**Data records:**
** start **
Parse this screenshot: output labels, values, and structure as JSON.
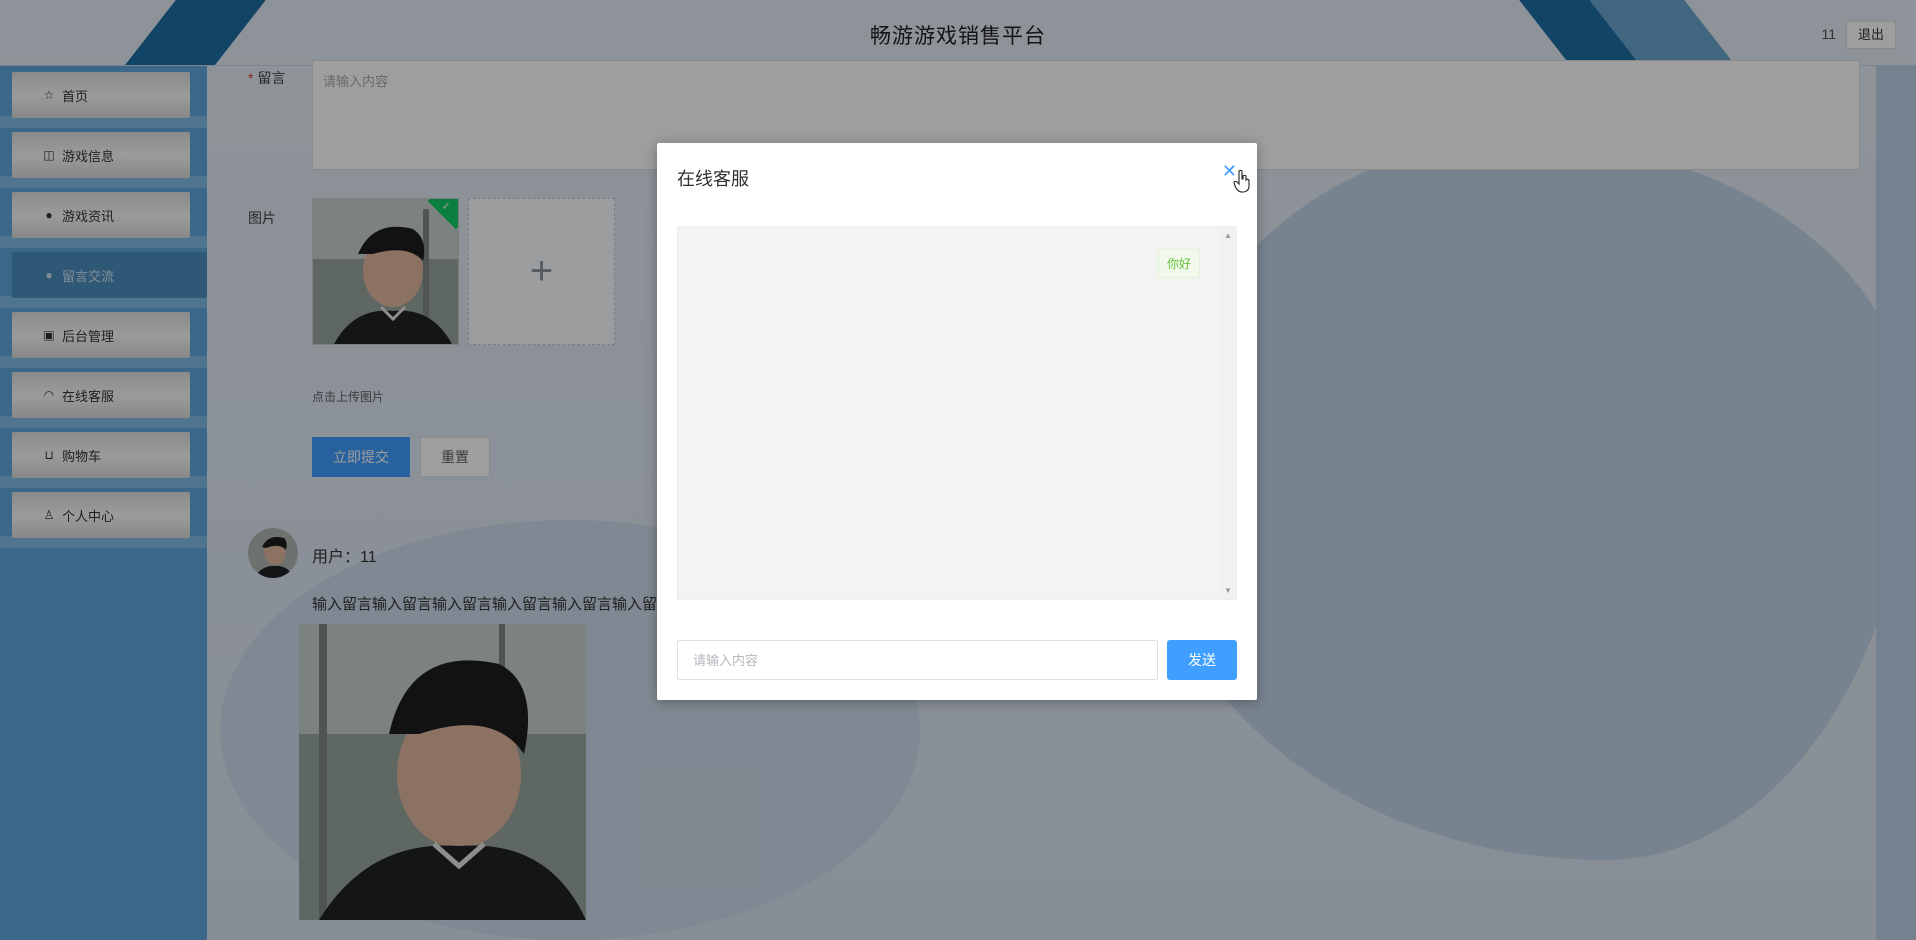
{
  "header": {
    "title": "畅游游戏销售平台",
    "username": "11",
    "logout_label": "退出"
  },
  "sidebar": {
    "items": [
      {
        "label": "首页",
        "icon": "star-icon"
      },
      {
        "label": "游戏信息",
        "icon": "bag-icon"
      },
      {
        "label": "游戏资讯",
        "icon": "info-icon"
      },
      {
        "label": "留言交流",
        "icon": "message-icon",
        "active": true
      },
      {
        "label": "后台管理",
        "icon": "briefcase-icon"
      },
      {
        "label": "在线客服",
        "icon": "headset-icon"
      },
      {
        "label": "购物车",
        "icon": "cart-icon"
      },
      {
        "label": "个人中心",
        "icon": "user-icon"
      }
    ]
  },
  "form": {
    "message_label": "留言",
    "message_placeholder": "请输入内容",
    "image_label": "图片",
    "upload_tip": "点击上传图片",
    "submit_label": "立即提交",
    "reset_label": "重置"
  },
  "comment": {
    "user_line": "用户：11",
    "text": "输入留言输入留言输入留言输入留言输入留言输入留言输入"
  },
  "dialog": {
    "title": "在线客服",
    "messages": [
      {
        "text": "你好",
        "side": "right"
      }
    ],
    "input_placeholder": "请输入内容",
    "send_label": "发送"
  },
  "colors": {
    "primary": "#409eff",
    "sidebar": "#5fa8dc",
    "header_stripe": "#1d6fa5",
    "success": "#13ce66"
  }
}
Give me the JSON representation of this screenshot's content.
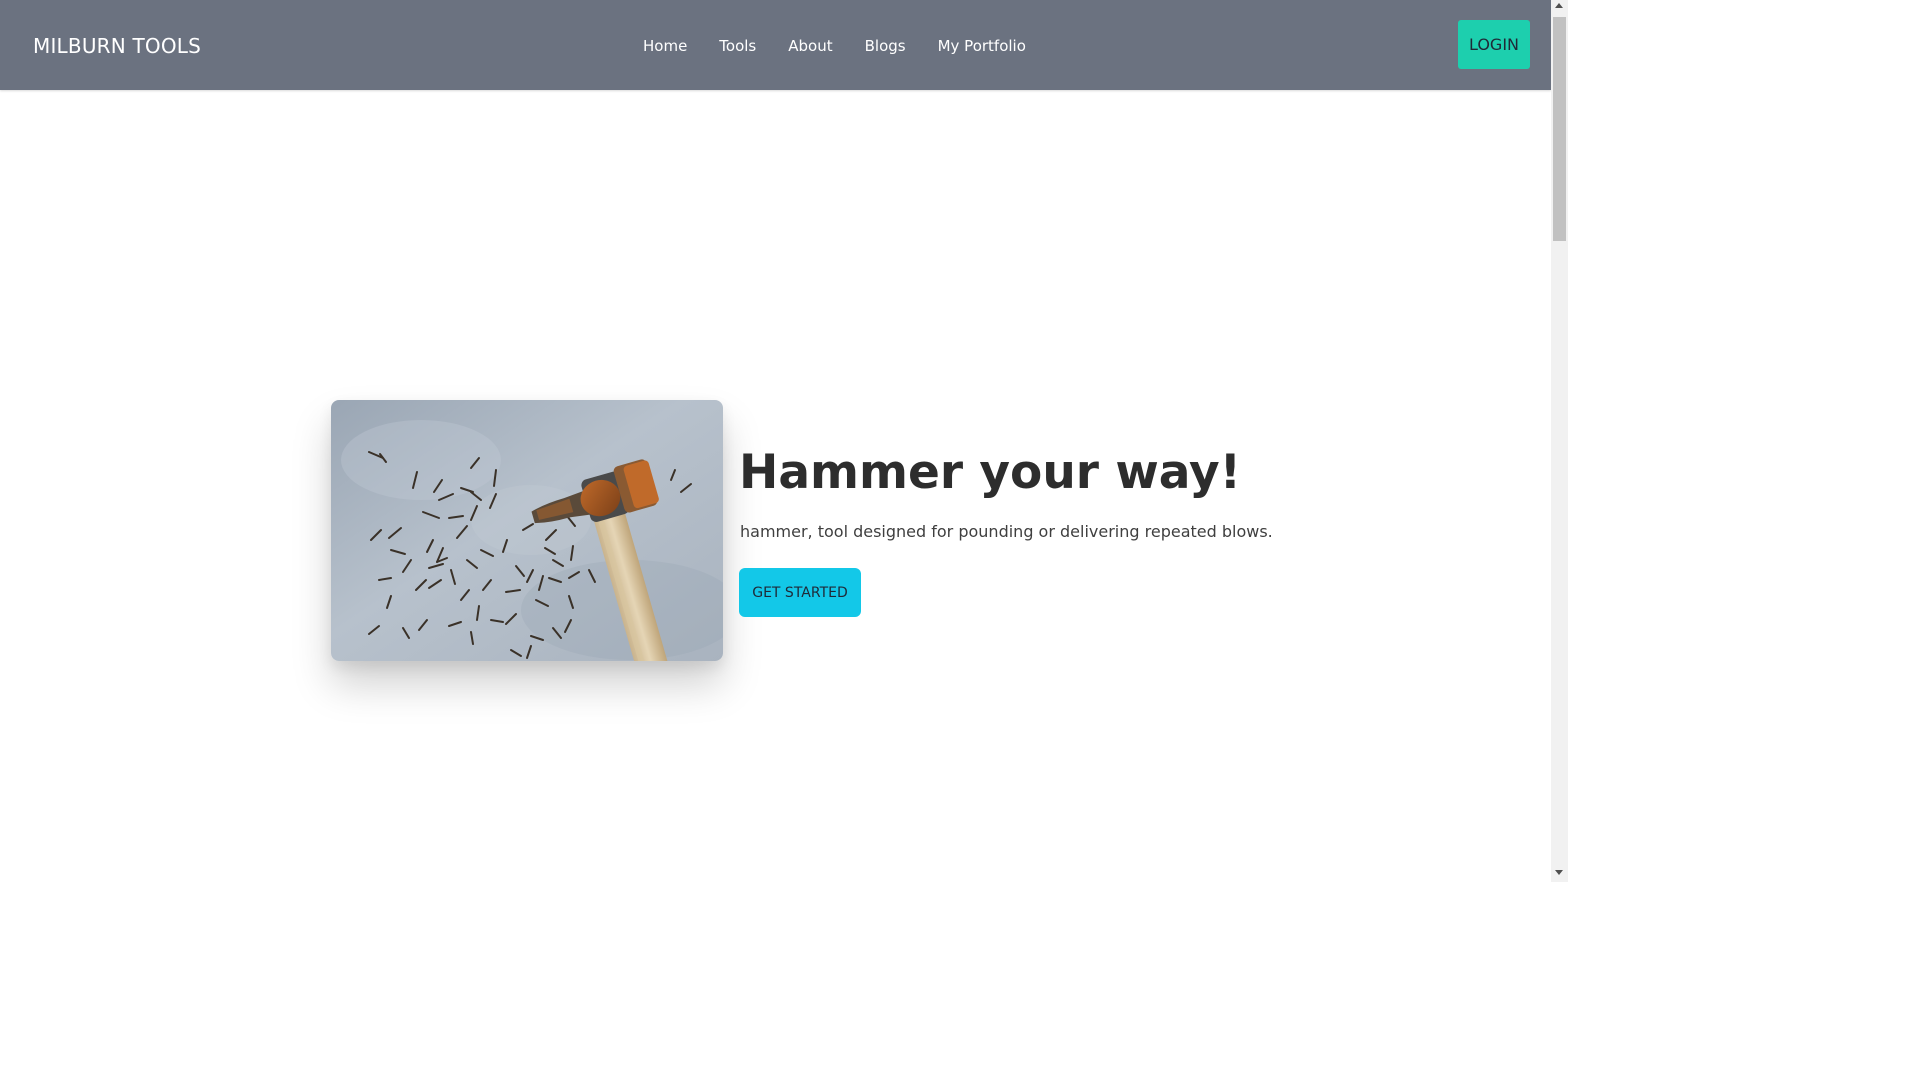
** end **
**Task requirements:**
Pictures in the records above are left out; print everything else exactly as written.

**Full answer:**
Parse this screenshot: output labels, values, and structure as JSON.
{
  "header": {
    "title": "畅游游戏销售平台",
    "username": "11",
    "logout_label": "退出"
  },
  "sidebar": {
    "items": [
      {
        "label": "首页",
        "icon": "star-icon"
      },
      {
        "label": "游戏信息",
        "icon": "bag-icon"
      },
      {
        "label": "游戏资讯",
        "icon": "info-icon"
      },
      {
        "label": "留言交流",
        "icon": "message-icon",
        "active": true
      },
      {
        "label": "后台管理",
        "icon": "briefcase-icon"
      },
      {
        "label": "在线客服",
        "icon": "headset-icon"
      },
      {
        "label": "购物车",
        "icon": "cart-icon"
      },
      {
        "label": "个人中心",
        "icon": "user-icon"
      }
    ]
  },
  "form": {
    "message_label": "留言",
    "message_placeholder": "请输入内容",
    "image_label": "图片",
    "upload_tip": "点击上传图片",
    "submit_label": "立即提交",
    "reset_label": "重置"
  },
  "comment": {
    "user_line": "用户：11",
    "text": "输入留言输入留言输入留言输入留言输入留言输入留言输入"
  },
  "dialog": {
    "title": "在线客服",
    "messages": [
      {
        "text": "你好",
        "side": "right"
      }
    ],
    "input_placeholder": "请输入内容",
    "send_label": "发送"
  },
  "colors": {
    "primary": "#409eff",
    "sidebar": "#5fa8dc",
    "header_stripe": "#1d6fa5",
    "success": "#13ce66"
  }
}
Give me the JSON representation of this screenshot's content.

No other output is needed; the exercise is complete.